INSTRUCTION:
Look through the material below and give the number of lines holding "Grażyna", with no other words.

SUPPLIED MATERIAL:
[START]
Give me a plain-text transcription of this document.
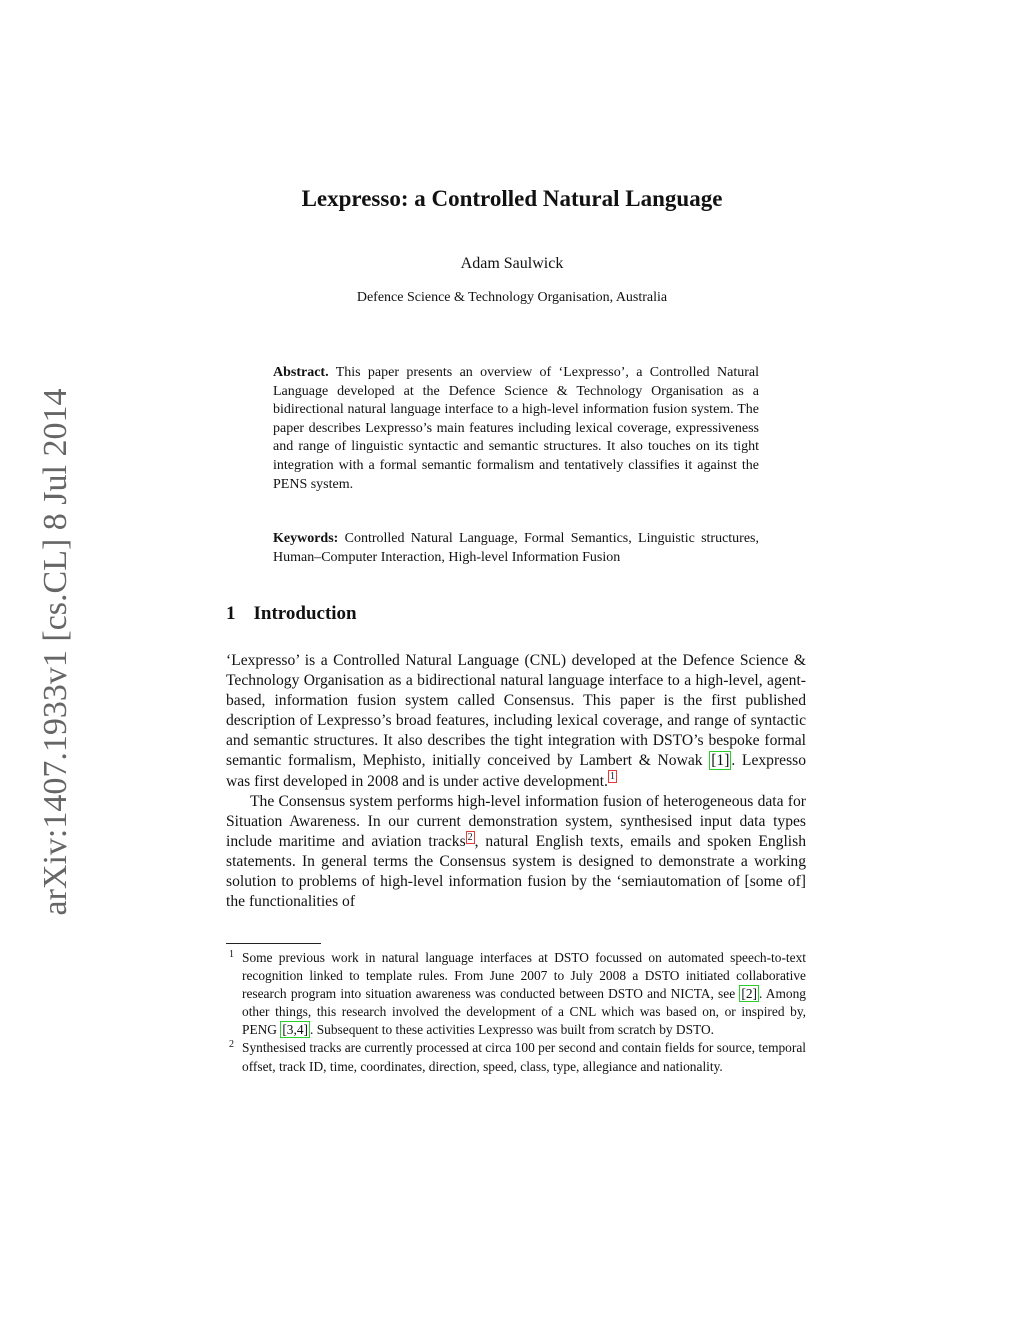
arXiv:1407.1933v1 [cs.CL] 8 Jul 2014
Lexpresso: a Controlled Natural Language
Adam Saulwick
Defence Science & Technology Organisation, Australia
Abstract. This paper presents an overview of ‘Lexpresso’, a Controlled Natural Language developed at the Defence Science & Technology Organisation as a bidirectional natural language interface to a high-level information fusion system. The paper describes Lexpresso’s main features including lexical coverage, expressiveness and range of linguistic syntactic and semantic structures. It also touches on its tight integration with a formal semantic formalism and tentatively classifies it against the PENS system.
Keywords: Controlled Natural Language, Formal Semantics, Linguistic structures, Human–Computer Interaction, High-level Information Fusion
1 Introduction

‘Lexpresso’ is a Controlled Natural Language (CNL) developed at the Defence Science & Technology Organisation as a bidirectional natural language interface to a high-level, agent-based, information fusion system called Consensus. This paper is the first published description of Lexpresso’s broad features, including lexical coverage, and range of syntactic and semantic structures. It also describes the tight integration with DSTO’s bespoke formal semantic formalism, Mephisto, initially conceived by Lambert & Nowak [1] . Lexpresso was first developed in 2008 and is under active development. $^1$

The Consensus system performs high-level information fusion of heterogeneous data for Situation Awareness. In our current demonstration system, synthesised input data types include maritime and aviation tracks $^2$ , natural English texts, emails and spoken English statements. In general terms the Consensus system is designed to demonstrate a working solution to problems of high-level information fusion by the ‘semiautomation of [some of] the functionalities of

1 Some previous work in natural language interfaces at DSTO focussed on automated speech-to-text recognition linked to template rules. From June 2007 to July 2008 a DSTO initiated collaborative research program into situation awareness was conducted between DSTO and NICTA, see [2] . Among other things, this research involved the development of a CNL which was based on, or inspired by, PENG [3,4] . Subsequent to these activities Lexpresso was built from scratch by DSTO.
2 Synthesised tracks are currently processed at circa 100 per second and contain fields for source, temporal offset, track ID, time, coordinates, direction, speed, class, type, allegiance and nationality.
[END]
[START]
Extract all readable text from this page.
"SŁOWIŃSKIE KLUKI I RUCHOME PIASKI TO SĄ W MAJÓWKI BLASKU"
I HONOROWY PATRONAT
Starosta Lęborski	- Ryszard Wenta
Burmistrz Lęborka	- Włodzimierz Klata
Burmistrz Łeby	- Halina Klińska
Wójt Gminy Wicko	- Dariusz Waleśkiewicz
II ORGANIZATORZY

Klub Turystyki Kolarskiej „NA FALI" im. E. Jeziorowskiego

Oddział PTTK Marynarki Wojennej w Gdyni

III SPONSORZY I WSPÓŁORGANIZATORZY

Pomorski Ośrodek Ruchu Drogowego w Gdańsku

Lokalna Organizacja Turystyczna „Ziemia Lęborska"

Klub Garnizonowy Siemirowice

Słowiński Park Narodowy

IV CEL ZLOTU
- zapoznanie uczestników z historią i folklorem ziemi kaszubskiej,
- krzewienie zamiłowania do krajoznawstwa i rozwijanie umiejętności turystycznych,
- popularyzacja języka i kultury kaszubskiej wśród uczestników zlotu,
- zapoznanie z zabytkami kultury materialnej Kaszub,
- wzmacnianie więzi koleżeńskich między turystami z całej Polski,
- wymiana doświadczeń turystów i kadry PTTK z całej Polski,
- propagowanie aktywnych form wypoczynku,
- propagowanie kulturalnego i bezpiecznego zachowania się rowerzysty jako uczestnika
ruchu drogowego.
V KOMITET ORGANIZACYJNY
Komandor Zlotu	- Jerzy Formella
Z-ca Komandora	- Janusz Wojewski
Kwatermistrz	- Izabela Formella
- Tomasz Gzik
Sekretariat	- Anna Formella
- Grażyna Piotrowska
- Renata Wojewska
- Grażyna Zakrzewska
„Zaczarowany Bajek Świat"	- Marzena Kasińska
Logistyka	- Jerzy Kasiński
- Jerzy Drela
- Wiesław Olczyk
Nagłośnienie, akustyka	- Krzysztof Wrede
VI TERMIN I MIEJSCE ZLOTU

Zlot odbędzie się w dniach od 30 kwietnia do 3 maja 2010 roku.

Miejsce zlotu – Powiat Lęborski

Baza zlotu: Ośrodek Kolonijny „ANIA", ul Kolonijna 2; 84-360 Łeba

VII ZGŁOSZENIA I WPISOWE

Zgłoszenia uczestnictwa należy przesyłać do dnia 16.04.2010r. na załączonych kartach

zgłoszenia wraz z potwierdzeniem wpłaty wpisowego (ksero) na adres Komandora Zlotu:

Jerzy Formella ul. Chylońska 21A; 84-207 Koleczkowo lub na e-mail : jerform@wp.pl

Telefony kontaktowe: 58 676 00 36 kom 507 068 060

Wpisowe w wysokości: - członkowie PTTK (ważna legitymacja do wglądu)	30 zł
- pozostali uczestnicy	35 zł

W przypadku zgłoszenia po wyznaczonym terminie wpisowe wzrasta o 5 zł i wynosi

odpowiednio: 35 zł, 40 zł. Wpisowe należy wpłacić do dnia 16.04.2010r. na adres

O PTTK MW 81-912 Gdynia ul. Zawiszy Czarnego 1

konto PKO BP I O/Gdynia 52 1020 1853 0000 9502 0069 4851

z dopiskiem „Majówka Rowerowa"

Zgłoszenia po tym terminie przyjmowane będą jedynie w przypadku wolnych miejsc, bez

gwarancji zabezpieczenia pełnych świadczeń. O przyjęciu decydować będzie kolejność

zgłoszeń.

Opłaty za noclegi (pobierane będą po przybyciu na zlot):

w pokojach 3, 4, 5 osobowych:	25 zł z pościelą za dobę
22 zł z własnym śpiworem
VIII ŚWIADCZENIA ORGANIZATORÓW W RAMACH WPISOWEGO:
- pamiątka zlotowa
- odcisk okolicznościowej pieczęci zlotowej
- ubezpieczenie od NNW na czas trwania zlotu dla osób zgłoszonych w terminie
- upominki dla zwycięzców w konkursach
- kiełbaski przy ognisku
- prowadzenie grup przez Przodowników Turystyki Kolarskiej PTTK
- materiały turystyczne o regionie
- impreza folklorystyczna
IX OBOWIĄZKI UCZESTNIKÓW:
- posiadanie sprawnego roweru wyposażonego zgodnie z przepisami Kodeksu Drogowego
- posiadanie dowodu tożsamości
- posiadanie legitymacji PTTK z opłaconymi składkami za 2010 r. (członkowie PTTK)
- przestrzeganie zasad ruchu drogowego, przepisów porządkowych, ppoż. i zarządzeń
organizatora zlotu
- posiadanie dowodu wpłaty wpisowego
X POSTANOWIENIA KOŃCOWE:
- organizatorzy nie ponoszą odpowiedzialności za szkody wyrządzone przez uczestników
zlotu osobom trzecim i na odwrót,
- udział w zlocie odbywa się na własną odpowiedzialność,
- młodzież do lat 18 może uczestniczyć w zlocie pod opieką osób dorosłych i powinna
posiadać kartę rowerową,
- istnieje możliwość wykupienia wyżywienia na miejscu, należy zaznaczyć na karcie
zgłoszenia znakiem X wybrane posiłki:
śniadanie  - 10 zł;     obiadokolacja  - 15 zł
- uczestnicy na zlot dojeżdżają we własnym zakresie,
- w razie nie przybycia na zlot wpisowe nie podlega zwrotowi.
[END]
FINISHED ANSWER:
2